■ **Assigned task A**: In the article on Flamingo Crossings, what reason is given for the claim that moving the internship housing there might save Disney money on shuttle services?
■ **Assigned task B**: Reproduce the portion of the article on Flamingo Crossings that begins with "The Hampton Inn" and ends with "original site plan.", swapping "third-party hotels" for "independent hotels".

■ **Passage to read**:

As recently as 2014, plans were announced for two more hotels and a Walgreens, all slated to open by spring 2017, but there has been zero progress of any projects since the original two hotels. But now we finally know a bit more about what Disney has slated for the development that’s located on 429 just one exit north of 192.

Disney’s Senior Real Estate Manager, Henry Thrash, recently gave an update to Flamingo Crossing when speaking at the International Council of Shopping Centers Florida Conference & Deal Making expo. He confirmed that Disney is moving ahead with value-focused brands for the development.

Original renderings of the Flamingo Crossings village center - IMAGE VIA DISNEY
  • Image via Disney
  • Original renderings of the Flamingo Crossings village center
Thrash showed off an updated concept plan for 45 acres near the Marriott hotels. The plans show a village style commercial district very similar to Winter Garden Village or the Margaritaville Resort Town Center. The plan has 29 building pads with 237,000 square feet of retail space split between two phases. About a third of the buildings appear to have drive-thru options. Thrash confirmed the value-oriented development would have a number of fast-casual concepts.

The plan also confirms the names of the many of the yet-to-be-built hotels. Just north of the pre-existing hotels is a plot earmarked for a Hampton Inn and Suites. On the north side of Flagler Ave., a new street that circles the commercial district, a Hyatt House, a Hyatt Place, a Hilton Garden Inn, and a Residence Inn are all mentioned. Hyatt House is an updated extended-stay brand from Hyatt that has aggressively been opening in the Central Florida market. One will soon open just across Kirkman Road from Universal Orlando.

The Hampton Inn and Suites at Flamingo Crossings will be developed by the same company, JL Properties, as the two pre-existing hotels. In the end, Flamingo Crossings will have a similar feel to Hotel Boulevard, found near Disney Springs. That on-site street has a number of third-party hotels and ends at the edge of Disney property where the Crossroads commercial development is located. Disney developed this commercial district in the late 1980s and sold it in 2005. Flamingo Crossings can in some regards be understood as an updated version of Hotel Boulevard and Crossroads.

On top of the now-confirmed seven hotels, at least 12 more hotels were planned, according to the original site plan.

Missing from the newly shared concept plan is a 1,300-unit apartment complex that will be used by the Disney College Program. There’s some speculation that this might be a replacement for the infamous Vista Way complex that’s located just northeast of Disney Springs. Vista Way opened in 1987 and was the very first apartment complex to be used exclusively by the college internship program. Three other company-sponsored housing complexes have come online in the decades since Vista Way first opened, but Vista Way has remained by far the most notorious, having been featured in everything from locally made rap videos to various news articles, including a long-rumored Playboy article; though this specific article, which supposedly ranked it second only the Playboy Mansion as the easiest place to get laid, is possibly more an urban legend than an actual article. The term Vista Lay has stuck, though.

After three decades, the housing complex is showing its age and Disney might be ready to move the internship program beyond the rumors of wild orgies and cocaine trips. The shift away from 535 to Flamingo Crossings might also help Disney save some money on third-party shuttle services. Flamingo Crossings initially was slated to have a grocery store and other "everyday" retail offerings; this may allow Disney to end, or at least cut back, on the third-party bus services that shuttle DCPers from Vista Way to a nearby Walmart and other retail areas.

Flamingo Crossings is one exit north of 192 and will likely compete heavily with that tourist corridor for budget-conscious travelers. With the Disney Skyliner rumored to be linking to the All-Star Resorts in the coming years, the prices there will likely go up leaving the most thrifty guests with few on-site options. Flamingo Crossings will fill the void and keep these guests closer to the "bubble" than if they go fully off-property for a resort on 192 or I-Drive.

Groundbreaking on the new commercial village should begin in early 2018.

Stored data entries
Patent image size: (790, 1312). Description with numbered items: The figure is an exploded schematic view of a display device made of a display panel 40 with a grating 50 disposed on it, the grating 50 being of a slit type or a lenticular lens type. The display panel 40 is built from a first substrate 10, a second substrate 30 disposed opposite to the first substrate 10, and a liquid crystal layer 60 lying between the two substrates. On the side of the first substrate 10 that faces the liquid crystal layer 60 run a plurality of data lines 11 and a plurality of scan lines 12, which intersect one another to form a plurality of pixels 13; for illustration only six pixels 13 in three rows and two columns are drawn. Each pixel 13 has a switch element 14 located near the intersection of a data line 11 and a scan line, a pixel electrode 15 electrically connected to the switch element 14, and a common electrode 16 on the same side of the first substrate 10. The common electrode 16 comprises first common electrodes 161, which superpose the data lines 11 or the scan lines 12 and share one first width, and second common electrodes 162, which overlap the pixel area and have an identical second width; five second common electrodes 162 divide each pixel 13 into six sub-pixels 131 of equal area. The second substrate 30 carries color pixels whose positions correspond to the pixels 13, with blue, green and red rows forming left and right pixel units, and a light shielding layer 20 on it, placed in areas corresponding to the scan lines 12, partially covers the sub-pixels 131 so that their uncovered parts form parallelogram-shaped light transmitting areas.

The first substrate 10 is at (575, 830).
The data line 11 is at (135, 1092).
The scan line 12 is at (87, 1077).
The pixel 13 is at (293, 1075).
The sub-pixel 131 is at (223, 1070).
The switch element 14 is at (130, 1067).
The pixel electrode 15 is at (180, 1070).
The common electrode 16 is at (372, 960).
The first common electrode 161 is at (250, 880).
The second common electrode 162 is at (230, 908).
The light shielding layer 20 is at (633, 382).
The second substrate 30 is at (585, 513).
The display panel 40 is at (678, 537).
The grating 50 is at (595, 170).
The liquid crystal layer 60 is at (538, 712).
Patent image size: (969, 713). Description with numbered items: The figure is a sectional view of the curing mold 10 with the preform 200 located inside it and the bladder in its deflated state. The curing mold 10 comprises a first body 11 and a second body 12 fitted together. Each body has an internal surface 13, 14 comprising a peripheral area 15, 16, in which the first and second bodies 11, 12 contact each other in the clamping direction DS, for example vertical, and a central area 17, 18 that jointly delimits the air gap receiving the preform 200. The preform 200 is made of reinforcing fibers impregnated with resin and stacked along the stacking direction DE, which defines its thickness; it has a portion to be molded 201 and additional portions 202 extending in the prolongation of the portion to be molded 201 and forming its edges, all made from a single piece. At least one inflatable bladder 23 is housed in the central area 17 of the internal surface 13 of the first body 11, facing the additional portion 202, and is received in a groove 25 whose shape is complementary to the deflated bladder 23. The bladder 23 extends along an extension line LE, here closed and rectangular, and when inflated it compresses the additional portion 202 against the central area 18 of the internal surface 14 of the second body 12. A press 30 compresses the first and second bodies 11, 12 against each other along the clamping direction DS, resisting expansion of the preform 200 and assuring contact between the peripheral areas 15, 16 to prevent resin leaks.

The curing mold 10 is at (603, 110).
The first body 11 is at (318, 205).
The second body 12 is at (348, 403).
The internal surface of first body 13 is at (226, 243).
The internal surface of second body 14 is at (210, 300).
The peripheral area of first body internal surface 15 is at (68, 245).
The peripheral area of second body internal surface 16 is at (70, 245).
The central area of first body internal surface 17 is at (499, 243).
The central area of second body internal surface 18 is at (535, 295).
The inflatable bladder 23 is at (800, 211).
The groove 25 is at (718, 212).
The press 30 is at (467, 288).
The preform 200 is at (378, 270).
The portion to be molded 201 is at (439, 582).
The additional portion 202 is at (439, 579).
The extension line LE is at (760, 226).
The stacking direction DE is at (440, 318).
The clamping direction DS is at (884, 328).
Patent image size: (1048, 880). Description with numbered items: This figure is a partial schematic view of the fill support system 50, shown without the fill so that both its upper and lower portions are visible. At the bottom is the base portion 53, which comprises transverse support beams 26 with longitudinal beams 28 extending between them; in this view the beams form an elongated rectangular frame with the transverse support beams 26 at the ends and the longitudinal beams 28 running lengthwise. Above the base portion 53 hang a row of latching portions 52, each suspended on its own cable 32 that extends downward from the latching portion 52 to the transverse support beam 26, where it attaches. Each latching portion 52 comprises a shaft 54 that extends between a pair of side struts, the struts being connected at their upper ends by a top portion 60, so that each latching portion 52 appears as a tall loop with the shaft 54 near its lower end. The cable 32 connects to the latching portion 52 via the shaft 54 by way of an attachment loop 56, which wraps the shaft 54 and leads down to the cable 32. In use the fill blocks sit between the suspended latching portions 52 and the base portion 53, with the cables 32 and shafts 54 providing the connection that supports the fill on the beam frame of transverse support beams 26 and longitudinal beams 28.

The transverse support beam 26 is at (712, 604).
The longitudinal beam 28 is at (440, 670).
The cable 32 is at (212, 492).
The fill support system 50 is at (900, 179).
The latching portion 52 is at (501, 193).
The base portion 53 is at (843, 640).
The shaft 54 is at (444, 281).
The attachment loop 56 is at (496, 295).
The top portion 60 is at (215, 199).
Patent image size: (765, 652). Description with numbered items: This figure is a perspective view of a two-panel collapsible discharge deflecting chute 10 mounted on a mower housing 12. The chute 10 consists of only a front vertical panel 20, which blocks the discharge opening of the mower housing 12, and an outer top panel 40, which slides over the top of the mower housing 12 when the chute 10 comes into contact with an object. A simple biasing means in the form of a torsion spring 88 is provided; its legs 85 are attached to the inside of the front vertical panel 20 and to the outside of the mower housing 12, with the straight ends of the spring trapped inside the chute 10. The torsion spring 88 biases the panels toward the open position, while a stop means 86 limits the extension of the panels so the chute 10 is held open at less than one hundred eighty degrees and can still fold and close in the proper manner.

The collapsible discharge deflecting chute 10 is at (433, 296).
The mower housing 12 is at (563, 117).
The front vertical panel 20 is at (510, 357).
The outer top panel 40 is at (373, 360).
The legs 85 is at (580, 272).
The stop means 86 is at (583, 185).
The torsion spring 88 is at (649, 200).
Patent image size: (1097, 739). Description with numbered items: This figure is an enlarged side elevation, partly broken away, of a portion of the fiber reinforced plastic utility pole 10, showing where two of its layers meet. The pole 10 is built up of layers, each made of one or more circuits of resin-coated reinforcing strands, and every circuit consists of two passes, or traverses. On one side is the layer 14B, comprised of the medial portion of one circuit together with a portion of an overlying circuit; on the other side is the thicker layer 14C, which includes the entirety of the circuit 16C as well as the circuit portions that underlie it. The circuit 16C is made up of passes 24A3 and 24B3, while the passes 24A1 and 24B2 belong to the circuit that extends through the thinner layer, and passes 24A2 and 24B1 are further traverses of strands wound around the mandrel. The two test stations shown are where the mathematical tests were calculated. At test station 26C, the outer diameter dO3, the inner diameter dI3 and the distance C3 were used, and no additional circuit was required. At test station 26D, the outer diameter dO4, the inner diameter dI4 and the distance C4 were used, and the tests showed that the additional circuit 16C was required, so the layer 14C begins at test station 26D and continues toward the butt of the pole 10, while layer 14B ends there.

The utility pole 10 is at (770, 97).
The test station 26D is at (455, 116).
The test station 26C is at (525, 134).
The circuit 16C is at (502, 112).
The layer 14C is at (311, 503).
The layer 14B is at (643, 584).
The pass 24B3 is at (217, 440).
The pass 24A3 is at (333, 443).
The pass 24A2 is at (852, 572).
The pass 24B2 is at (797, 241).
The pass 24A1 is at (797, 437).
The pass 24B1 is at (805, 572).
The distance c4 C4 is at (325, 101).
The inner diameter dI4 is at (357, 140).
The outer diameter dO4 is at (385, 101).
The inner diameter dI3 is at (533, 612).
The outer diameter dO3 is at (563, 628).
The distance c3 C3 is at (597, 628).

■ **Expected answer A**: Flamingo Crossings was initially slated to include a grocery store and other "everyday" retail offerings. These might allow Disney to end, or at least reduce, the third-party bus services that currently carry DCPers from Vista Way to a nearby Walmart and other retail areas.

■ **Expected answer B**:
The Hampton Inn and Suites at Flamingo Crossings will be developed by the same company, JL Properties, as the two pre-existing hotels. In the end, Flamingo Crossings will have a similar feel to Hotel Boulevard, found near Disney Springs. That on-site street has a number of independent hotels and ends at the edge of Disney property where the Crossroads commercial development is located. Disney developed this commercial district in the late 1980s and sold it in 2005. Flamingo Crossings can in some regards be understood as an updated version of Hotel Boulevard and Crossroads.

On top of the now-confirmed seven hotels, at least 12 more hotels were planned, according to the original site plan.